*WORK TO COMPLETE*
Your answer should be every line of the records that contains the word "imágenes", copied as it stands.
+++ RECORDS FOR PROCESSING
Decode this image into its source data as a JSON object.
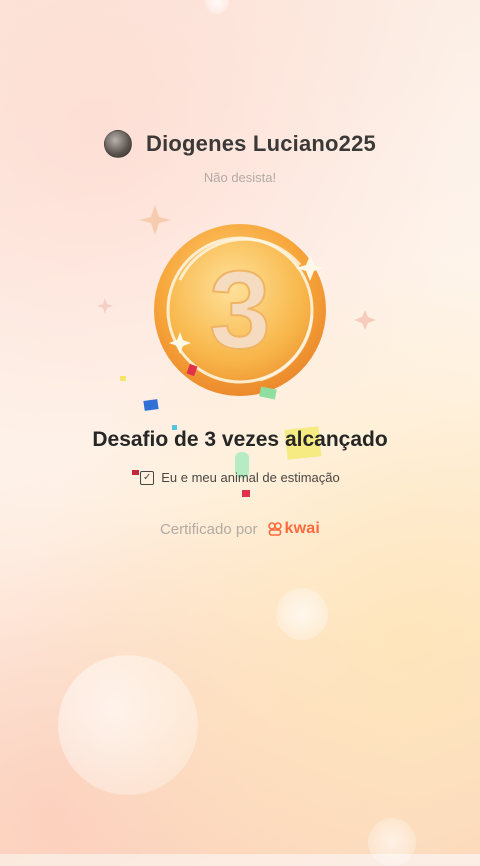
{
  "user": {
    "name": "Diogenes Luciano225",
    "tagline": "Não desista!"
  },
  "medal": {
    "number": "3",
    "colors": {
      "outer": "#f7a63a",
      "inner": "#f9c55e",
      "numeral": "#f6e2c8"
    }
  },
  "achievement": {
    "title": "Desafio de 3 vezes alcançado",
    "pet_label": "Eu e meu animal de estimação",
    "pet_icon": "checkbox-icon"
  },
  "certification": {
    "prefix": "Certificado por",
    "brand": "kwai",
    "brand_color": "#ff6a3c"
  }
}
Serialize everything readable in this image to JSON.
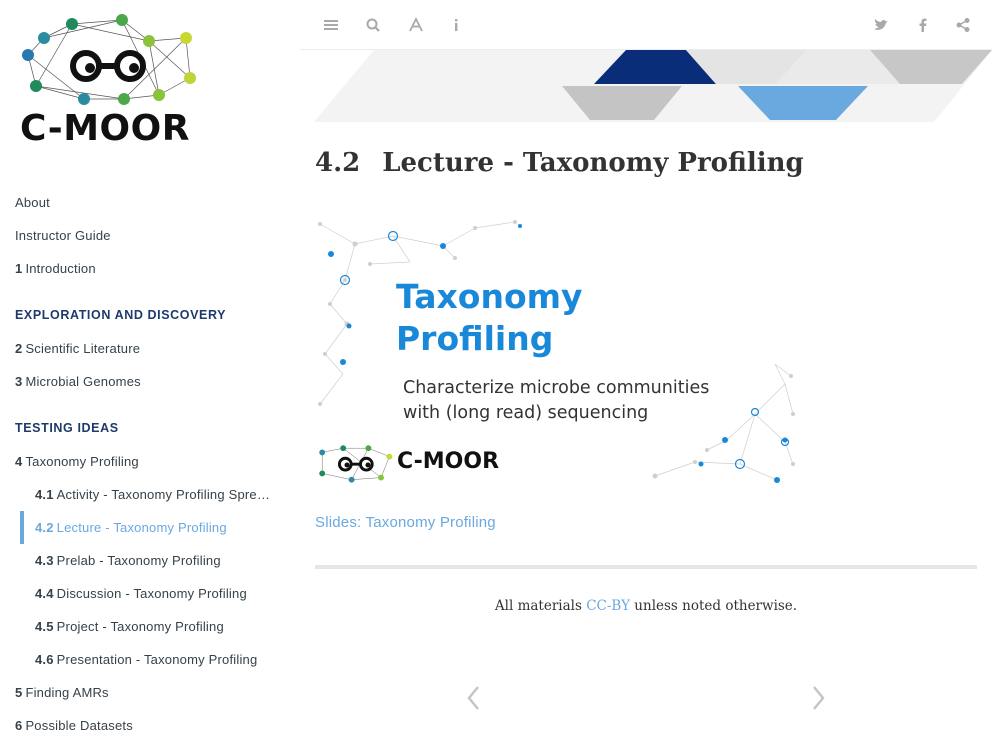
{
  "logo": {
    "text": "C-MOOR"
  },
  "topbar": {
    "icons": [
      "menu-icon",
      "search-icon",
      "font-icon",
      "info-icon",
      "twitter-icon",
      "facebook-icon",
      "share-icon"
    ]
  },
  "sidebar": {
    "items": [
      {
        "num": "",
        "label": "About"
      },
      {
        "num": "",
        "label": "Instructor Guide"
      },
      {
        "num": "1",
        "label": "Introduction"
      },
      {
        "header": "EXPLORATION AND DISCOVERY"
      },
      {
        "num": "2",
        "label": "Scientific Literature"
      },
      {
        "num": "3",
        "label": "Microbial Genomes"
      },
      {
        "header": "TESTING IDEAS"
      },
      {
        "num": "4",
        "label": "Taxonomy Profiling"
      },
      {
        "num": "4.1",
        "label": "Activity - Taxonomy Profiling Spre…"
      },
      {
        "num": "4.2",
        "label": "Lecture - Taxonomy Profiling"
      },
      {
        "num": "4.3",
        "label": "Prelab - Taxonomy Profiling"
      },
      {
        "num": "4.4",
        "label": "Discussion - Taxonomy Profiling"
      },
      {
        "num": "4.5",
        "label": "Project - Taxonomy Profiling"
      },
      {
        "num": "4.6",
        "label": "Presentation - Taxonomy Profiling"
      },
      {
        "num": "5",
        "label": "Finding AMRs"
      },
      {
        "num": "6",
        "label": "Possible Datasets"
      }
    ]
  },
  "page": {
    "section_num": "4.2",
    "title": "Lecture - Taxonomy Profiling",
    "slide": {
      "title_line1": "Taxonomy",
      "title_line2": "Profiling",
      "subtitle_line1": "Characterize microbe communities",
      "subtitle_line2": "with (long read) sequencing",
      "logo_text": "C-MOOR"
    },
    "slides_link": "Slides: Taxonomy Profiling",
    "footer_pre": "All materials ",
    "footer_link": "CC-BY",
    "footer_post": " unless noted otherwise."
  },
  "colors": {
    "accent": "#6aa8e0",
    "slide_blue": "#1a88d8",
    "banner_navy": "#0a2d7a"
  }
}
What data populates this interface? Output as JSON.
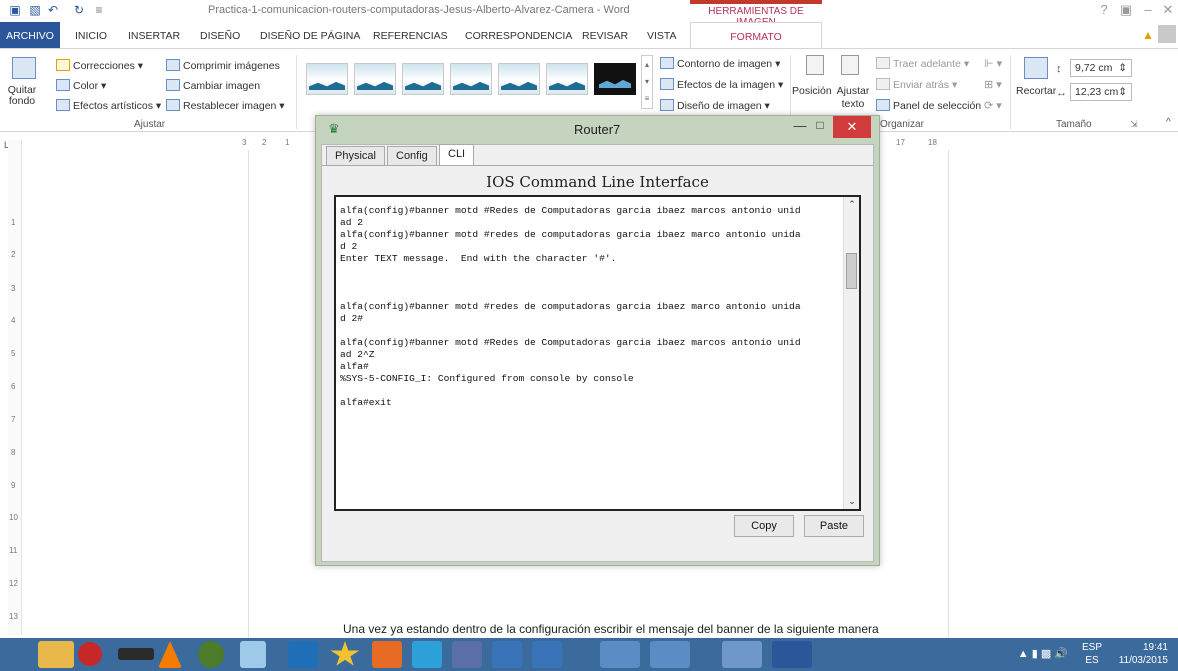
{
  "word": {
    "doc_title": "Practica-1-comunicacion-routers-computadoras-Jesus-Alberto-Alvarez-Camera - Word",
    "contextual_tab": "HERRAMIENTAS DE IMAGEN",
    "tabs": [
      "ARCHIVO",
      "INICIO",
      "INSERTAR",
      "DISEÑO",
      "DISEÑO DE PÁGINA",
      "REFERENCIAS",
      "CORRESPONDENCIA",
      "REVISAR",
      "VISTA"
    ],
    "active_tab": "FORMATO",
    "ribbon": {
      "quitar_fondo": "Quitar fondo",
      "correcciones": "Correcciones",
      "color": "Color",
      "efectos_artisticos": "Efectos artísticos",
      "comprimir": "Comprimir imágenes",
      "cambiar": "Cambiar imagen",
      "restablecer": "Restablecer imagen",
      "group_ajustar": "Ajustar",
      "contorno": "Contorno de imagen",
      "efectos": "Efectos de la imagen",
      "diseno": "Diseño de imagen",
      "posicion": "Posición",
      "ajustar_texto": "Ajustar texto",
      "traer": "Traer adelante",
      "enviar": "Enviar atrás",
      "panel": "Panel de selección",
      "group_organizar": "Organizar",
      "recortar": "Recortar",
      "height": "9,72 cm",
      "width": "12,23 cm",
      "group_tamano": "Tamaño"
    },
    "ruler_h": [
      "3",
      "2",
      "1",
      "17",
      "18"
    ],
    "ruler_v": [
      "1",
      "2",
      "3",
      "4",
      "5",
      "6",
      "7",
      "8",
      "9",
      "10",
      "11",
      "12",
      "13"
    ],
    "body_text": "Una vez ya estando dentro de la configuración escribir el mensaje del banner de la siguiente manera"
  },
  "router": {
    "title": "Router7",
    "tabs": [
      "Physical",
      "Config",
      "CLI"
    ],
    "active_tab": "CLI",
    "cli_title": "IOS Command Line Interface",
    "cli_output": "alfa(config)#banner motd #Redes de Computadoras garcia ibaez marcos antonio unid\nad 2\nalfa(config)#banner motd #redes de computadoras garcia ibaez marco antonio unida\nd 2\nEnter TEXT message.  End with the character '#'.\n\n\n\nalfa(config)#banner motd #redes de computadoras garcia ibaez marco antonio unida\nd 2#\n\nalfa(config)#banner motd #Redes de Computadoras garcia ibaez marcos antonio unid\nad 2^Z\nalfa#\n%SYS-5-CONFIG_I: Configured from console by console\n\nalfa#exit",
    "copy_label": "Copy",
    "paste_label": "Paste"
  },
  "taskbar": {
    "lang_top": "ESP",
    "lang_bottom": "ES",
    "time": "19:41",
    "date": "11/03/2015"
  }
}
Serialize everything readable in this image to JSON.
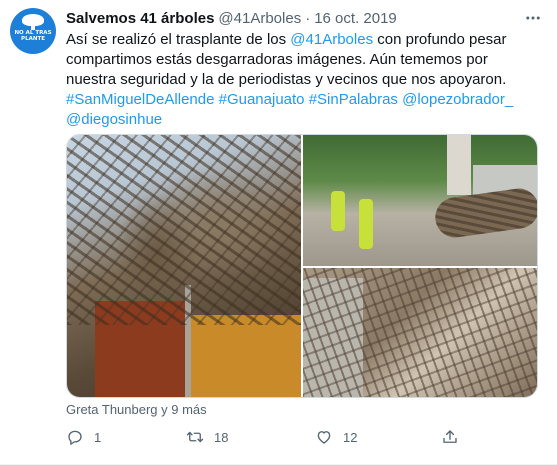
{
  "tweet": {
    "display_name": "Salvemos 41 árboles",
    "handle": "@41Arboles",
    "separator": "·",
    "date": "16 oct. 2019",
    "avatar_text": "NO AL TRAS PLANTE",
    "text": {
      "part1": "Así se realizó el trasplante de los ",
      "mention1": "@41Arboles",
      "part2": " con profundo pesar compartimos estás desgarradoras imágenes. Aún tememos por nuestra seguridad y la de periodistas y vecinos que nos apoyaron.",
      "tags": [
        "#SanMiguelDeAllende",
        "#Guanajuato",
        "#SinPalabras",
        "@lopezobrador_",
        "@diegosinhue"
      ]
    },
    "tagged_users": "Greta Thunberg y 9 más",
    "actions": {
      "reply_count": "1",
      "retweet_count": "18",
      "like_count": "12"
    }
  },
  "colors": {
    "text": "#0f1419",
    "secondary": "#536471",
    "link": "#1d9bf0",
    "avatar_bg": "#1d7fd8"
  },
  "icons": [
    "more-icon",
    "reply-icon",
    "retweet-icon",
    "like-icon",
    "share-icon"
  ]
}
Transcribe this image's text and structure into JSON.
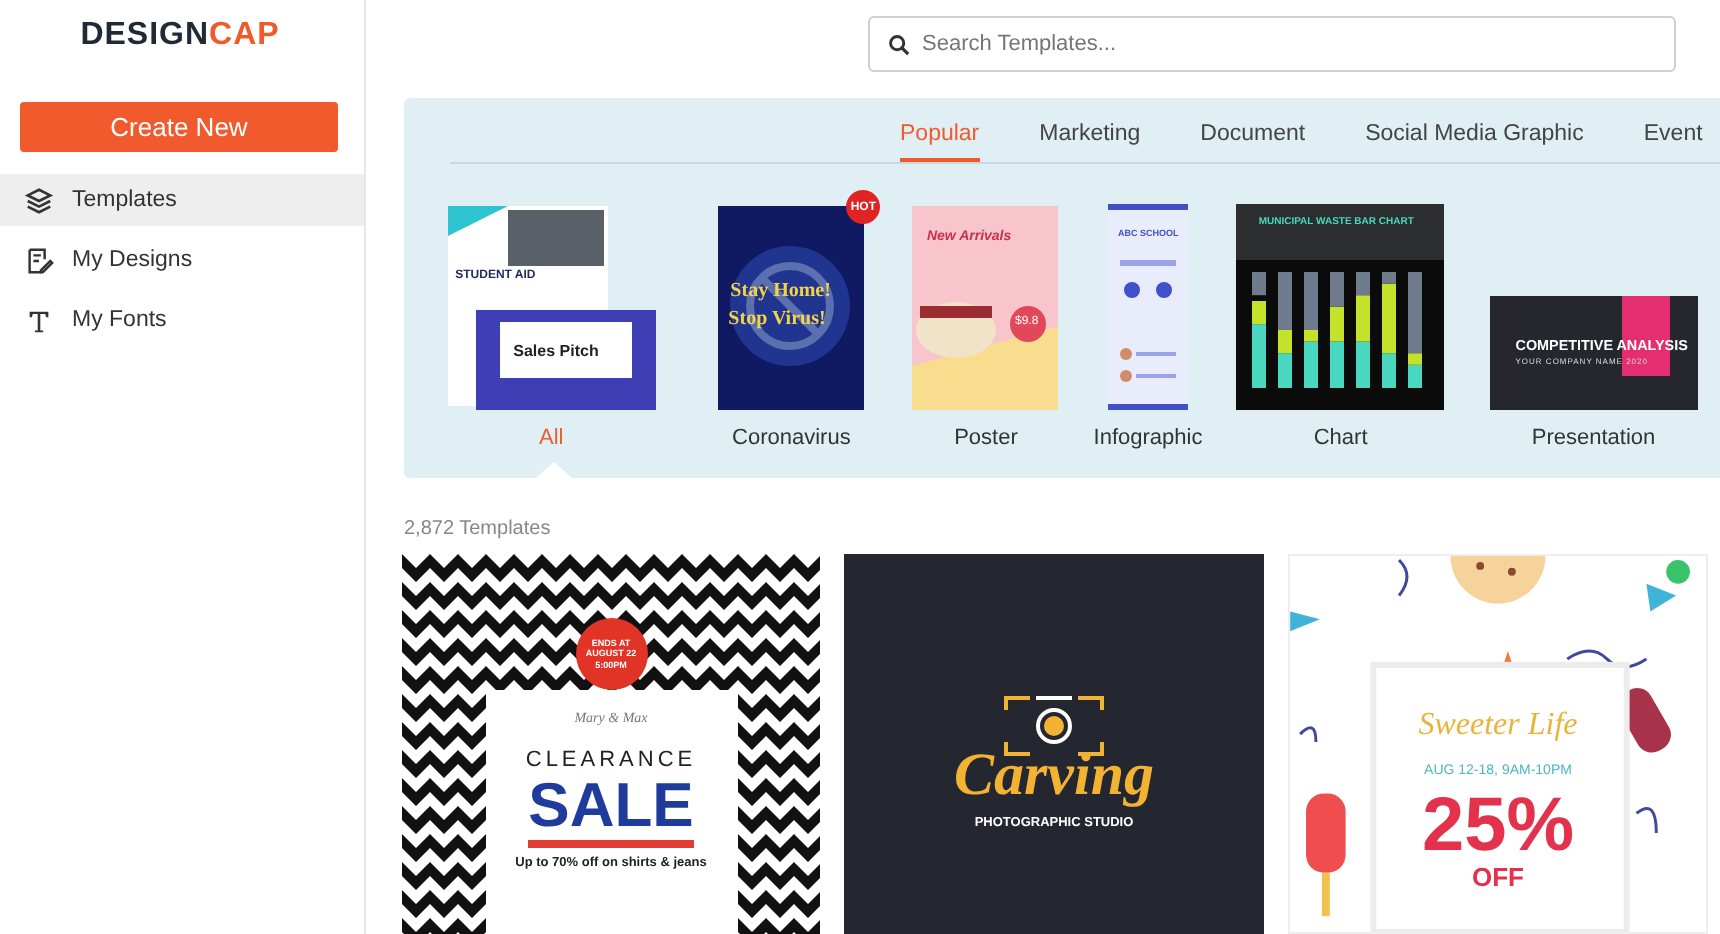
{
  "logo": {
    "parts": [
      {
        "text": "DESIGN",
        "accent": false
      },
      {
        "text": "CAP",
        "accent": true
      }
    ]
  },
  "sidebar": {
    "create_button": "Create New",
    "items": [
      {
        "label": "Templates",
        "kind": "layers",
        "selected": true
      },
      {
        "label": "My Designs",
        "kind": "edit",
        "selected": false
      },
      {
        "label": "My Fonts",
        "kind": "text",
        "selected": false
      }
    ]
  },
  "search": {
    "placeholder": "Search Templates..."
  },
  "category_tabs": [
    {
      "label": "Popular",
      "selected": true
    },
    {
      "label": "Marketing",
      "selected": false
    },
    {
      "label": "Document",
      "selected": false
    },
    {
      "label": "Social Media Graphic",
      "selected": false
    },
    {
      "label": "Event",
      "selected": false
    }
  ],
  "categories": [
    {
      "label": "All",
      "kind": "collage",
      "selected": true,
      "texts": [
        "STUDENT AID",
        "Sales Pitch"
      ]
    },
    {
      "label": "Coronavirus",
      "kind": "virus",
      "selected": false,
      "badge": "HOT",
      "texts": [
        "Stay Home!",
        "Stop Virus!"
      ]
    },
    {
      "label": "Poster",
      "kind": "poster",
      "selected": false,
      "texts": [
        "New Arrivals",
        "$9.8"
      ]
    },
    {
      "label": "Infographic",
      "kind": "infographic",
      "selected": false,
      "texts": [
        "ABC SCHOOL"
      ]
    },
    {
      "label": "Chart",
      "kind": "chart",
      "selected": false,
      "texts": [
        "MUNICIPAL WASTE BAR CHART"
      ]
    },
    {
      "label": "Presentation",
      "kind": "presentation",
      "selected": false,
      "texts": [
        "COMPETITIVE ANALYSIS",
        "YOUR COMPANY NAME 2020"
      ]
    }
  ],
  "template_count": "2,872 Templates",
  "templates": [
    {
      "kind": "clearance",
      "badge_lines": [
        "ENDS AT",
        "AUGUST 22",
        "5:00PM"
      ],
      "subtitle": "Mary & Max",
      "title": "CLEARANCE",
      "headline": "SALE",
      "note": "Up to 70% off on shirts & jeans"
    },
    {
      "kind": "logo",
      "title": "Carving",
      "subtitle": "PHOTOGRAPHIC STUDIO"
    },
    {
      "kind": "confetti",
      "title": "Sweeter Life",
      "subtitle": "AUG 12-18, 9AM-10PM",
      "headline": "25%",
      "note": "OFF"
    }
  ]
}
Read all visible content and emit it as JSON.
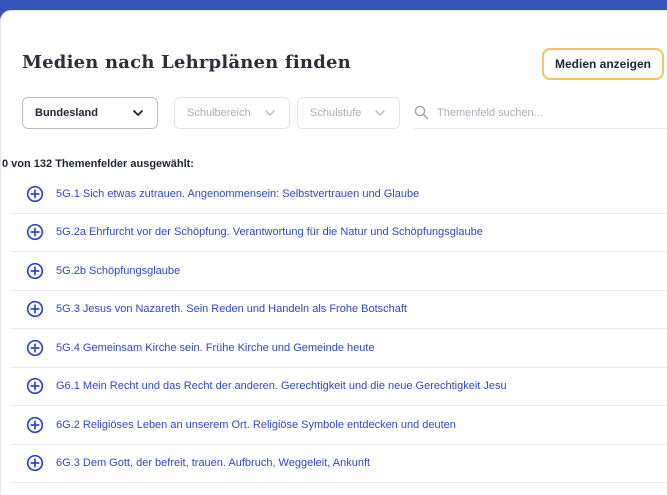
++++++
*RESPONSE BELOW*
      "comprimir": "Comprimir imágenes",
      "part2": " con profundo pesar compartimos estás desgarradoras imágenes. Aún tememos por nuestra seguridad y la de periodistas y vecinos que nos apoyaron.",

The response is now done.